Data listing:
————

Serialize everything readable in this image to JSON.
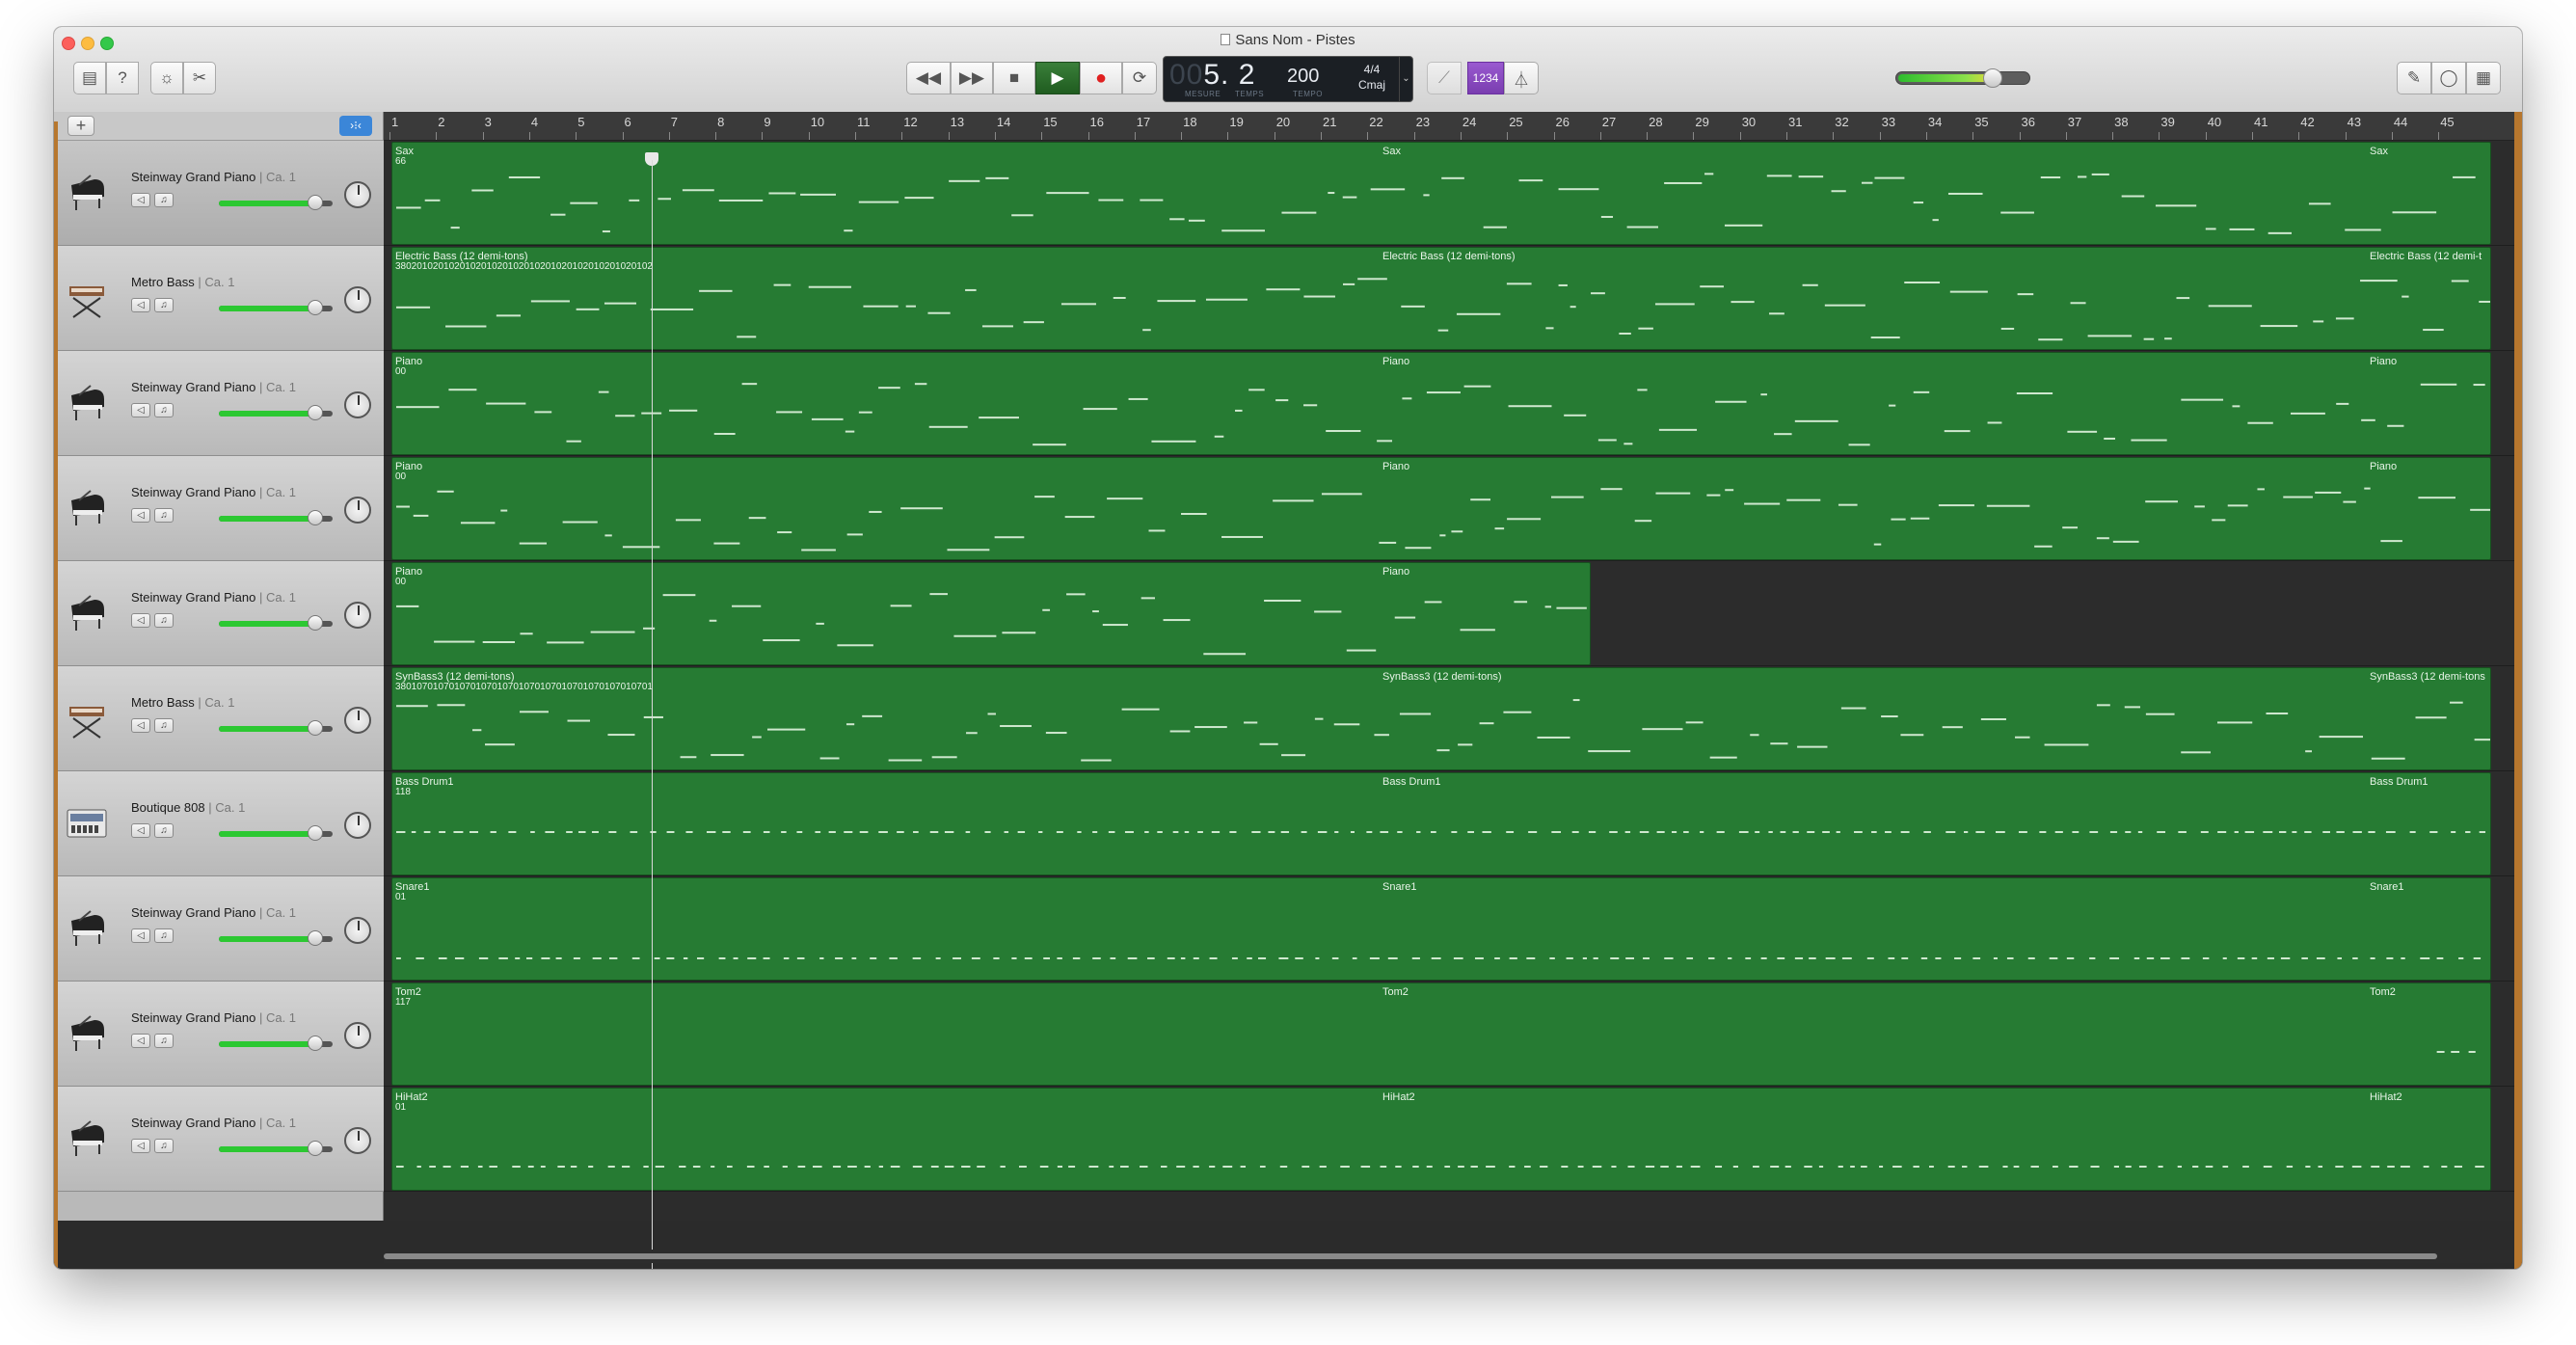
{
  "window": {
    "title": "Sans Nom - Pistes"
  },
  "lcd": {
    "bar": "5. 2",
    "bar_label": "MESURE",
    "beat_label": "TEMPS",
    "tempo": "200",
    "tempo_label": "TEMPO",
    "signature": "4/4",
    "key": "Cmaj"
  },
  "toolbar": {
    "count_in": "1234"
  },
  "ruler": [
    "1",
    "2",
    "3",
    "4",
    "5",
    "6",
    "7",
    "8",
    "9",
    "10",
    "11",
    "12",
    "13",
    "14",
    "15",
    "16",
    "17",
    "18",
    "19",
    "20",
    "21",
    "22",
    "23",
    "24",
    "25",
    "26",
    "27",
    "28",
    "29",
    "30",
    "31",
    "32",
    "33",
    "34",
    "35",
    "36",
    "37",
    "38",
    "39",
    "40",
    "41",
    "42",
    "43",
    "44",
    "45"
  ],
  "tracks": [
    {
      "name": "Steinway Grand Piano",
      "channel": "Ca. 1",
      "icon": "grand-piano-icon",
      "volume": 0.85,
      "regions": [
        {
          "name": "Sax",
          "num": "66"
        },
        {
          "name": "Sax"
        },
        {
          "name": "Sax"
        }
      ]
    },
    {
      "name": "Metro Bass",
      "channel": "Ca. 1",
      "icon": "synth-keyboard-icon",
      "volume": 0.85,
      "regions": [
        {
          "name": "Electric Bass (12 demi-tons)",
          "num": "380201020102010201020102010201020102010201020102"
        },
        {
          "name": "Electric Bass (12 demi-tons)"
        },
        {
          "name": "Electric Bass (12 demi-t"
        }
      ]
    },
    {
      "name": "Steinway Grand Piano",
      "channel": "Ca. 1",
      "icon": "grand-piano-icon",
      "volume": 0.85,
      "regions": [
        {
          "name": "Piano",
          "num": "00"
        },
        {
          "name": "Piano"
        },
        {
          "name": "Piano"
        }
      ]
    },
    {
      "name": "Steinway Grand Piano",
      "channel": "Ca. 1",
      "icon": "grand-piano-icon",
      "volume": 0.85,
      "regions": [
        {
          "name": "Piano",
          "num": "00"
        },
        {
          "name": "Piano"
        },
        {
          "name": "Piano"
        }
      ]
    },
    {
      "name": "Steinway Grand Piano",
      "channel": "Ca. 1",
      "icon": "grand-piano-icon",
      "volume": 0.85,
      "regions": [
        {
          "name": "Piano",
          "num": "00"
        },
        {
          "name": "Piano"
        }
      ]
    },
    {
      "name": "Metro Bass",
      "channel": "Ca. 1",
      "icon": "synth-keyboard-icon",
      "volume": 0.85,
      "regions": [
        {
          "name": "SynBass3 (12 demi-tons)",
          "num": "380107010701070107010701070107010701070107010701"
        },
        {
          "name": "SynBass3 (12 demi-tons)"
        },
        {
          "name": "SynBass3 (12 demi-tons"
        }
      ]
    },
    {
      "name": "Boutique 808",
      "channel": "Ca. 1",
      "icon": "drum-machine-icon",
      "volume": 0.85,
      "regions": [
        {
          "name": "Bass Drum1",
          "num": "118"
        },
        {
          "name": "Bass Drum1"
        },
        {
          "name": "Bass Drum1"
        }
      ]
    },
    {
      "name": "Steinway Grand Piano",
      "channel": "Ca. 1",
      "icon": "grand-piano-icon",
      "volume": 0.85,
      "regions": [
        {
          "name": "Snare1",
          "num": "01"
        },
        {
          "name": "Snare1"
        },
        {
          "name": "Snare1"
        }
      ]
    },
    {
      "name": "Steinway Grand Piano",
      "channel": "Ca. 1",
      "icon": "grand-piano-icon",
      "volume": 0.85,
      "regions": [
        {
          "name": "Tom2",
          "num": "117"
        },
        {
          "name": "Tom2"
        },
        {
          "name": "Tom2"
        }
      ]
    },
    {
      "name": "Steinway Grand Piano",
      "channel": "Ca. 1",
      "icon": "grand-piano-icon",
      "volume": 0.85,
      "regions": [
        {
          "name": "HiHat2",
          "num": "01"
        },
        {
          "name": "HiHat2"
        },
        {
          "name": "HiHat2"
        }
      ]
    }
  ]
}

————

Task requirements:
Will you set down the records word for word while leaving out every picture?

Finished exercise:
Serialize everything readable in this image to JSON.
{
  "window": {
    "title": "Sans Nom - Pistes"
  },
  "lcd": {
    "bar": "5. 2",
    "bar_label": "MESURE",
    "beat_label": "TEMPS",
    "tempo": "200",
    "tempo_label": "TEMPO",
    "signature": "4/4",
    "key": "Cmaj"
  },
  "toolbar": {
    "count_in": "1234"
  },
  "ruler": [
    "1",
    "2",
    "3",
    "4",
    "5",
    "6",
    "7",
    "8",
    "9",
    "10",
    "11",
    "12",
    "13",
    "14",
    "15",
    "16",
    "17",
    "18",
    "19",
    "20",
    "21",
    "22",
    "23",
    "24",
    "25",
    "26",
    "27",
    "28",
    "29",
    "30",
    "31",
    "32",
    "33",
    "34",
    "35",
    "36",
    "37",
    "38",
    "39",
    "40",
    "41",
    "42",
    "43",
    "44",
    "45"
  ],
  "tracks": [
    {
      "name": "Steinway Grand Piano",
      "channel": "Ca. 1",
      "icon": "grand-piano-icon",
      "volume": 0.85,
      "regions": [
        {
          "name": "Sax",
          "num": "66"
        },
        {
          "name": "Sax"
        },
        {
          "name": "Sax"
        }
      ]
    },
    {
      "name": "Metro Bass",
      "channel": "Ca. 1",
      "icon": "synth-keyboard-icon",
      "volume": 0.85,
      "regions": [
        {
          "name": "Electric Bass (12 demi-tons)",
          "num": "380201020102010201020102010201020102010201020102"
        },
        {
          "name": "Electric Bass (12 demi-tons)"
        },
        {
          "name": "Electric Bass (12 demi-t"
        }
      ]
    },
    {
      "name": "Steinway Grand Piano",
      "channel": "Ca. 1",
      "icon": "grand-piano-icon",
      "volume": 0.85,
      "regions": [
        {
          "name": "Piano",
          "num": "00"
        },
        {
          "name": "Piano"
        },
        {
          "name": "Piano"
        }
      ]
    },
    {
      "name": "Steinway Grand Piano",
      "channel": "Ca. 1",
      "icon": "grand-piano-icon",
      "volume": 0.85,
      "regions": [
        {
          "name": "Piano",
          "num": "00"
        },
        {
          "name": "Piano"
        },
        {
          "name": "Piano"
        }
      ]
    },
    {
      "name": "Steinway Grand Piano",
      "channel": "Ca. 1",
      "icon": "grand-piano-icon",
      "volume": 0.85,
      "regions": [
        {
          "name": "Piano",
          "num": "00"
        },
        {
          "name": "Piano"
        }
      ]
    },
    {
      "name": "Metro Bass",
      "channel": "Ca. 1",
      "icon": "synth-keyboard-icon",
      "volume": 0.85,
      "regions": [
        {
          "name": "SynBass3 (12 demi-tons)",
          "num": "380107010701070107010701070107010701070107010701"
        },
        {
          "name": "SynBass3 (12 demi-tons)"
        },
        {
          "name": "SynBass3 (12 demi-tons"
        }
      ]
    },
    {
      "name": "Boutique 808",
      "channel": "Ca. 1",
      "icon": "drum-machine-icon",
      "volume": 0.85,
      "regions": [
        {
          "name": "Bass Drum1",
          "num": "118"
        },
        {
          "name": "Bass Drum1"
        },
        {
          "name": "Bass Drum1"
        }
      ]
    },
    {
      "name": "Steinway Grand Piano",
      "channel": "Ca. 1",
      "icon": "grand-piano-icon",
      "volume": 0.85,
      "regions": [
        {
          "name": "Snare1",
          "num": "01"
        },
        {
          "name": "Snare1"
        },
        {
          "name": "Snare1"
        }
      ]
    },
    {
      "name": "Steinway Grand Piano",
      "channel": "Ca. 1",
      "icon": "grand-piano-icon",
      "volume": 0.85,
      "regions": [
        {
          "name": "Tom2",
          "num": "117"
        },
        {
          "name": "Tom2"
        },
        {
          "name": "Tom2"
        }
      ]
    },
    {
      "name": "Steinway Grand Piano",
      "channel": "Ca. 1",
      "icon": "grand-piano-icon",
      "volume": 0.85,
      "regions": [
        {
          "name": "HiHat2",
          "num": "01"
        },
        {
          "name": "HiHat2"
        },
        {
          "name": "HiHat2"
        }
      ]
    }
  ]
}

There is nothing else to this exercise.